### [What is asked]
Go through the listing below and list every line with "screenshot".

** BEGIN **

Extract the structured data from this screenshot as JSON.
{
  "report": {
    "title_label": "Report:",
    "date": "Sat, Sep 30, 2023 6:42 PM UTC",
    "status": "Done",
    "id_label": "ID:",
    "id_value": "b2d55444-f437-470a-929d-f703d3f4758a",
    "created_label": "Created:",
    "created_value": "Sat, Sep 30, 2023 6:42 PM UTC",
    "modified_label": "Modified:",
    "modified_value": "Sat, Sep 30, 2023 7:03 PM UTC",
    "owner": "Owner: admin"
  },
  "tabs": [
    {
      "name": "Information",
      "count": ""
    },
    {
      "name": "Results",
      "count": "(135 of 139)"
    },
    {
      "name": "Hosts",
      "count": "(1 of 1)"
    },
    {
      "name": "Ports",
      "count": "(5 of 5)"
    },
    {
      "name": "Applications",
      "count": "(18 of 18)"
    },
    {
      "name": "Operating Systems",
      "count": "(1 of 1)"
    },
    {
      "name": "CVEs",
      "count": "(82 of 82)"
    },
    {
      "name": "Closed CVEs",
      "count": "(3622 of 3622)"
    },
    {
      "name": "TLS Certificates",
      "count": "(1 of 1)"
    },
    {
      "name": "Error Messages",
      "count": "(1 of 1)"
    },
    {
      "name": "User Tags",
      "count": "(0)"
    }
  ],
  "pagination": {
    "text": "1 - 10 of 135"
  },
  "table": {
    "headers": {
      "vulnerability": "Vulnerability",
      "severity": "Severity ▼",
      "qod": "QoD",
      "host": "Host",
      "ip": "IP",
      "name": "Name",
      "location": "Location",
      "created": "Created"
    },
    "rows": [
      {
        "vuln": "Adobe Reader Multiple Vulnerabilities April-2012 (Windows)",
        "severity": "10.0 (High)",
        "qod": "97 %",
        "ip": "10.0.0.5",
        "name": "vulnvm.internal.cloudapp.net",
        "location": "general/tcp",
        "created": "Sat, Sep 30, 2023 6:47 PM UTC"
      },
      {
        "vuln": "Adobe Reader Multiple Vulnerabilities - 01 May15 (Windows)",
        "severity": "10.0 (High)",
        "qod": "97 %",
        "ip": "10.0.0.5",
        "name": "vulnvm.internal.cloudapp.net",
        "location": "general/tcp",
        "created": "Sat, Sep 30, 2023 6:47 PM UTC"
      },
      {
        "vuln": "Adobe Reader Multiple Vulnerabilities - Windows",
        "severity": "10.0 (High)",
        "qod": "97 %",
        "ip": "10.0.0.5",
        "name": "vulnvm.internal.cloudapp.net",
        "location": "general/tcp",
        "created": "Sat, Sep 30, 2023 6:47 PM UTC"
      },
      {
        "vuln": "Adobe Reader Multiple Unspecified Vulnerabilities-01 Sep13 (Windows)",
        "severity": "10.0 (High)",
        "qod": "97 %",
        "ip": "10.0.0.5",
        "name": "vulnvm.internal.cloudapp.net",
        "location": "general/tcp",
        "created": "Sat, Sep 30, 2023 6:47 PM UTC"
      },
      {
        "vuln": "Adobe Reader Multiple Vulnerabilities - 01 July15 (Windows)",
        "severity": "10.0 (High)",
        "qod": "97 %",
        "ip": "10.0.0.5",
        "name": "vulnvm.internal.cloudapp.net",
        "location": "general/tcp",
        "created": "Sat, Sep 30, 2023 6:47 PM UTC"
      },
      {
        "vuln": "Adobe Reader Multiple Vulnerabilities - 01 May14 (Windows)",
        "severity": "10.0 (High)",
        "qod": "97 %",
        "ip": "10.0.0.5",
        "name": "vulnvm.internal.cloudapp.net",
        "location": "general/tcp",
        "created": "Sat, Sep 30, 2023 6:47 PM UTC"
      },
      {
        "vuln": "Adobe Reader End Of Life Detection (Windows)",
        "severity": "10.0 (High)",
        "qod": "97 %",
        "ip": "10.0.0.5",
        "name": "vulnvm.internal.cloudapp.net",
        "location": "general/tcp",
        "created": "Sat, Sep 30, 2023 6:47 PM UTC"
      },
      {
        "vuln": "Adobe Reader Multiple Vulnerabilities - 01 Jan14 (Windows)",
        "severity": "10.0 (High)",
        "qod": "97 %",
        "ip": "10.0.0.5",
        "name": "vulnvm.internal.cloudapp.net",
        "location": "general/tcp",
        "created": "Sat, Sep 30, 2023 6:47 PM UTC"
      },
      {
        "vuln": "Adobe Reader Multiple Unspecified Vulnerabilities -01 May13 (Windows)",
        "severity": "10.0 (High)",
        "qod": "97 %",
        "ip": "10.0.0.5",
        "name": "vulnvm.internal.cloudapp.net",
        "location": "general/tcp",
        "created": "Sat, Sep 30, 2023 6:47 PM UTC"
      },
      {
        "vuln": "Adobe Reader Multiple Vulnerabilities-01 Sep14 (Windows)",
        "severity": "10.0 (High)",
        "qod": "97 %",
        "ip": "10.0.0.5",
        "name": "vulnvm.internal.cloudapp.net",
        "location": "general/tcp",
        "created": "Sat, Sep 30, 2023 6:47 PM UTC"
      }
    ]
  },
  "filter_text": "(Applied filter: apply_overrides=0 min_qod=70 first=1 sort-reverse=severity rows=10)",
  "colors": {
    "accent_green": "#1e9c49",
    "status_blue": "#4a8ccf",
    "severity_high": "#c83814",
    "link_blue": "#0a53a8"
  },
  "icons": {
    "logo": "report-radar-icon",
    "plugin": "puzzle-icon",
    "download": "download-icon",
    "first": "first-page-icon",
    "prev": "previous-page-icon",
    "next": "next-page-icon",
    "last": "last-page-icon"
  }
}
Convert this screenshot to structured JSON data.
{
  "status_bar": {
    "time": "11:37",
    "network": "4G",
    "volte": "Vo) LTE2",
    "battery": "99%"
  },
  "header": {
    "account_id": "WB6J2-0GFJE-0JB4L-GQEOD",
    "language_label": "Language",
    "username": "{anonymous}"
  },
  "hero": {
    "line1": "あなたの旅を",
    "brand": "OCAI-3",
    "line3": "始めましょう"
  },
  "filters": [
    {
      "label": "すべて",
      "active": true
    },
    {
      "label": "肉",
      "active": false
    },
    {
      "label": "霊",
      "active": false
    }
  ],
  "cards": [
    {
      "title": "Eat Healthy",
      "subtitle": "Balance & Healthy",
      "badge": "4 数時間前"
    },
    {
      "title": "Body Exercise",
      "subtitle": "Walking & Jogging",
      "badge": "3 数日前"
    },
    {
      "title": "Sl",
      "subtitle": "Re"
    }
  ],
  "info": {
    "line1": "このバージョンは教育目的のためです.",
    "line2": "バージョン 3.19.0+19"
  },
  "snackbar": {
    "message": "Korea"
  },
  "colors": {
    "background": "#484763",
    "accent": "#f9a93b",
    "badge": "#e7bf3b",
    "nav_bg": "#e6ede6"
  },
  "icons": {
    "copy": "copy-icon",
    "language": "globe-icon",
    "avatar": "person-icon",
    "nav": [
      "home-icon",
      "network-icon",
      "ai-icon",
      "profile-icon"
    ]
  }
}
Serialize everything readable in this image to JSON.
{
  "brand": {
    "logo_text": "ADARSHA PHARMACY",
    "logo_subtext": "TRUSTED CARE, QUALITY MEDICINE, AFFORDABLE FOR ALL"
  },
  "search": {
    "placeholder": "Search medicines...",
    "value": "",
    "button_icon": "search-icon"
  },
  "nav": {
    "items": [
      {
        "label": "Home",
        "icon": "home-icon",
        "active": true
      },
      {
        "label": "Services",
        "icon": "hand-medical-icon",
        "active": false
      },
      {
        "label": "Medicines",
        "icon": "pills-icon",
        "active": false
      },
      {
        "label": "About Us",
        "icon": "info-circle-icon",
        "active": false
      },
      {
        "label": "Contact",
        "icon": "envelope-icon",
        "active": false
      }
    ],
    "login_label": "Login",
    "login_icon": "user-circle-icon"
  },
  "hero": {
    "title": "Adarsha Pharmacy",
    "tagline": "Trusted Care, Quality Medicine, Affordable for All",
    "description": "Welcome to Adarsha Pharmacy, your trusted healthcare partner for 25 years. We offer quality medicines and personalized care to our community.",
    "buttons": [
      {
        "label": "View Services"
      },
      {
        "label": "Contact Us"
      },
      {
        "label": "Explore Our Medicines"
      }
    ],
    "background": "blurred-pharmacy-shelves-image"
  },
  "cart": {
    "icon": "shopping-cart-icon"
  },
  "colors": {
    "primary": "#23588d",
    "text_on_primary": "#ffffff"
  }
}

** END **

### [Solution]
Extract the structured data from this screenshot as JSON.
Convert this screenshot to structured JSON data.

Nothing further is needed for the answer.